■ PROBLEM DESCRIPTION
Keeping each word and mark in place, write out the full listing once more.

■ RECORDS FOR PROCESSING

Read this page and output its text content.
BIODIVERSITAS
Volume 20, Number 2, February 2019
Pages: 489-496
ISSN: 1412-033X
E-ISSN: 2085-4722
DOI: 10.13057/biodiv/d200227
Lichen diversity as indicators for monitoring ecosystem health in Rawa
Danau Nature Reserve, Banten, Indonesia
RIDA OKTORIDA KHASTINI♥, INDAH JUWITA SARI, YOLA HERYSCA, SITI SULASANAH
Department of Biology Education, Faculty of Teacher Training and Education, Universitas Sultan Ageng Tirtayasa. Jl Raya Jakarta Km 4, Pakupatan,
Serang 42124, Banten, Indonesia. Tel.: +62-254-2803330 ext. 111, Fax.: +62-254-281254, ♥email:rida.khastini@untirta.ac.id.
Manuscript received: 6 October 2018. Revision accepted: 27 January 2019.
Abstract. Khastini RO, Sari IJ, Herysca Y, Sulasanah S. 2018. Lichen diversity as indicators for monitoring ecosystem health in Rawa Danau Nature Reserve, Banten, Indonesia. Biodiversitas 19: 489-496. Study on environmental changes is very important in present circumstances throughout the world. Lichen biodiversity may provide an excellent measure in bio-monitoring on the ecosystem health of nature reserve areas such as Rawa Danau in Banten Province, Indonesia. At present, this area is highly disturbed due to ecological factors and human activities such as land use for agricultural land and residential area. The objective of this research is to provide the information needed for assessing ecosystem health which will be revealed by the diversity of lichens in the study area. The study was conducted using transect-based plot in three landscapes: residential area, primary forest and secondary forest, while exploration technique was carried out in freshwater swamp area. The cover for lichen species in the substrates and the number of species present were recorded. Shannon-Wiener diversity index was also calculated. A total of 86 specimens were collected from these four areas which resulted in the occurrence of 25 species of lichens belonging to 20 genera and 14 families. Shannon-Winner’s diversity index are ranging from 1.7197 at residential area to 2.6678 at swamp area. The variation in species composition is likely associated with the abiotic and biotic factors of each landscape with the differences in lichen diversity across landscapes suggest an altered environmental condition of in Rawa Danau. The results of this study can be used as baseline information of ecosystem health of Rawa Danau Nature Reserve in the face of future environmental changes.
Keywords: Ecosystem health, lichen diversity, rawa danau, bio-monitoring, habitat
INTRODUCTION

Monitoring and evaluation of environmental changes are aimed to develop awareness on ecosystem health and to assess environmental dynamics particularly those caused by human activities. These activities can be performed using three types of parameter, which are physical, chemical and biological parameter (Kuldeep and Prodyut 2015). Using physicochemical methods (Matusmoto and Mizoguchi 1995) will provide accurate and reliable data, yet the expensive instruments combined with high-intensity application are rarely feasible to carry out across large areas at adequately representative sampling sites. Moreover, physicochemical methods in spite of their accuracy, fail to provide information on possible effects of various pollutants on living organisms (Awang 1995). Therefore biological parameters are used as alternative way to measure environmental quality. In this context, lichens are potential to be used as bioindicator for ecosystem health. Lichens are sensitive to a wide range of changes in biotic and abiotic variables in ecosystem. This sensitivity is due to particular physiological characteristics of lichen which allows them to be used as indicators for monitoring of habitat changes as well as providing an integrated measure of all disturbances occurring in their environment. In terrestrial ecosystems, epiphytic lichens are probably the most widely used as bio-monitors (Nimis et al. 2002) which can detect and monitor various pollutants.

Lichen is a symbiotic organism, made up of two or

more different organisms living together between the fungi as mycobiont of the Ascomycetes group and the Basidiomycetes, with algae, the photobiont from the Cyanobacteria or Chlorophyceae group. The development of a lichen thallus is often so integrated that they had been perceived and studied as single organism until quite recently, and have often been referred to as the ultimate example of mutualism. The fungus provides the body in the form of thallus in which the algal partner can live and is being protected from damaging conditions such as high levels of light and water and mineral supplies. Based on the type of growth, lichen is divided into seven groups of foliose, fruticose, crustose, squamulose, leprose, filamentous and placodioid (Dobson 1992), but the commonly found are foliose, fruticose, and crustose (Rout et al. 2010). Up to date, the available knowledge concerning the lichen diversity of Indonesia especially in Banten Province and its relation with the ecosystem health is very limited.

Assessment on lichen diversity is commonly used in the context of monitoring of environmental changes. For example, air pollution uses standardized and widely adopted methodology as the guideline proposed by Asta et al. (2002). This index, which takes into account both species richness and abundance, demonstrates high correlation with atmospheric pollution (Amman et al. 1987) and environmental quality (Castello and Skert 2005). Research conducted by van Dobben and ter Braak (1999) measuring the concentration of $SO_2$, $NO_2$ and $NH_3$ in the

■ OUTPUT BELOW
Read this page and output its text content.
BIODIVERSITAS
Volume 20, Number 2, February 2019
Pages: 489-496
ISSN: 1412-033X
E-ISSN: 2085-4722
DOI: 10.13057/biodiv/d200227
Lichen diversity as indicators for monitoring ecosystem health in Rawa
Danau Nature Reserve, Banten, Indonesia
RIDA OKTORIDA KHASTINI♥, INDAH JUWITA SARI, YOLA HERYSCA, SITI SULASANAH
Department of Biology Education, Faculty of Teacher Training and Education, Universitas Sultan Ageng Tirtayasa. Jl Raya Jakarta Km 4, Pakupatan,
Serang 42124, Banten, Indonesia. Tel.: +62-254-2803330 ext. 111, Fax.: +62-254-281254, ♥email:rida.khastini@untirta.ac.id.
Manuscript received: 6 October 2018. Revision accepted: 27 January 2019.
Abstract. Khastini RO, Sari IJ, Herysca Y, Sulasanah S. 2018. Lichen diversity as indicators for monitoring ecosystem health in Rawa Danau Nature Reserve, Banten, Indonesia. Biodiversitas 19: 489-496. Study on environmental changes is very important in present circumstances throughout the world. Lichen biodiversity may provide an excellent measure in bio-monitoring on the ecosystem health of nature reserve areas such as Rawa Danau in Banten Province, Indonesia. At present, this area is highly disturbed due to ecological factors and human activities such as land use for agricultural land and residential area. The objective of this research is to provide the information needed for assessing ecosystem health which will be revealed by the diversity of lichens in the study area. The study was conducted using transect-based plot in three landscapes: residential area, primary forest and secondary forest, while exploration technique was carried out in freshwater swamp area. The cover for lichen species in the substrates and the number of species present were recorded. Shannon-Wiener diversity index was also calculated. A total of 86 specimens were collected from these four areas which resulted in the occurrence of 25 species of lichens belonging to 20 genera and 14 families. Shannon-Winner’s diversity index are ranging from 1.7197 at residential area to 2.6678 at swamp area. The variation in species composition is likely associated with the abiotic and biotic factors of each landscape with the differences in lichen diversity across landscapes suggest an altered environmental condition of in Rawa Danau. The results of this study can be used as baseline information of ecosystem health of Rawa Danau Nature Reserve in the face of future environmental changes.
Keywords: Ecosystem health, lichen diversity, rawa danau, bio-monitoring, habitat
INTRODUCTION

Monitoring and evaluation of environmental changes are aimed to develop awareness on ecosystem health and to assess environmental dynamics particularly those caused by human activities. These activities can be performed using three types of parameter, which are physical, chemical and biological parameter (Kuldeep and Prodyut 2015). Using physicochemical methods (Matusmoto and Mizoguchi 1995) will provide accurate and reliable data, yet the expensive instruments combined with high-intensity application are rarely feasible to carry out across large areas at adequately representative sampling sites. Moreover, physicochemical methods in spite of their accuracy, fail to provide information on possible effects of various pollutants on living organisms (Awang 1995). Therefore biological parameters are used as alternative way to measure environmental quality. In this context, lichens are potential to be used as bioindicator for ecosystem health. Lichens are sensitive to a wide range of changes in biotic and abiotic variables in ecosystem. This sensitivity is due to particular physiological characteristics of lichen which allows them to be used as indicators for monitoring of habitat changes as well as providing an integrated measure of all disturbances occurring in their environment. In terrestrial ecosystems, epiphytic lichens are probably the most widely used as bio-monitors (Nimis et al. 2002) which can detect and monitor various pollutants.

Lichen is a symbiotic organism, made up of two or

more different organisms living together between the fungi as mycobiont of the Ascomycetes group and the Basidiomycetes, with algae, the photobiont from the Cyanobacteria or Chlorophyceae group. The development of a lichen thallus is often so integrated that they had been perceived and studied as single organism until quite recently, and have often been referred to as the ultimate example of mutualism. The fungus provides the body in the form of thallus in which the algal partner can live and is being protected from damaging conditions such as high levels of light and water and mineral supplies. Based on the type of growth, lichen is divided into seven groups of foliose, fruticose, crustose, squamulose, leprose, filamentous and placodioid (Dobson 1992), but the commonly found are foliose, fruticose, and crustose (Rout et al. 2010). Up to date, the available knowledge concerning the lichen diversity of Indonesia especially in Banten Province and its relation with the ecosystem health is very limited.

Assessment on lichen diversity is commonly used in the context of monitoring of environmental changes. For example, air pollution uses standardized and widely adopted methodology as the guideline proposed by Asta et al. (2002). This index, which takes into account both species richness and abundance, demonstrates high correlation with atmospheric pollution (Amman et al. 1987) and environmental quality (Castello and Skert 2005). Research conducted by van Dobben and ter Braak (1999) measuring the concentration of $SO_2$, $NO_2$ and $NH_3$ in the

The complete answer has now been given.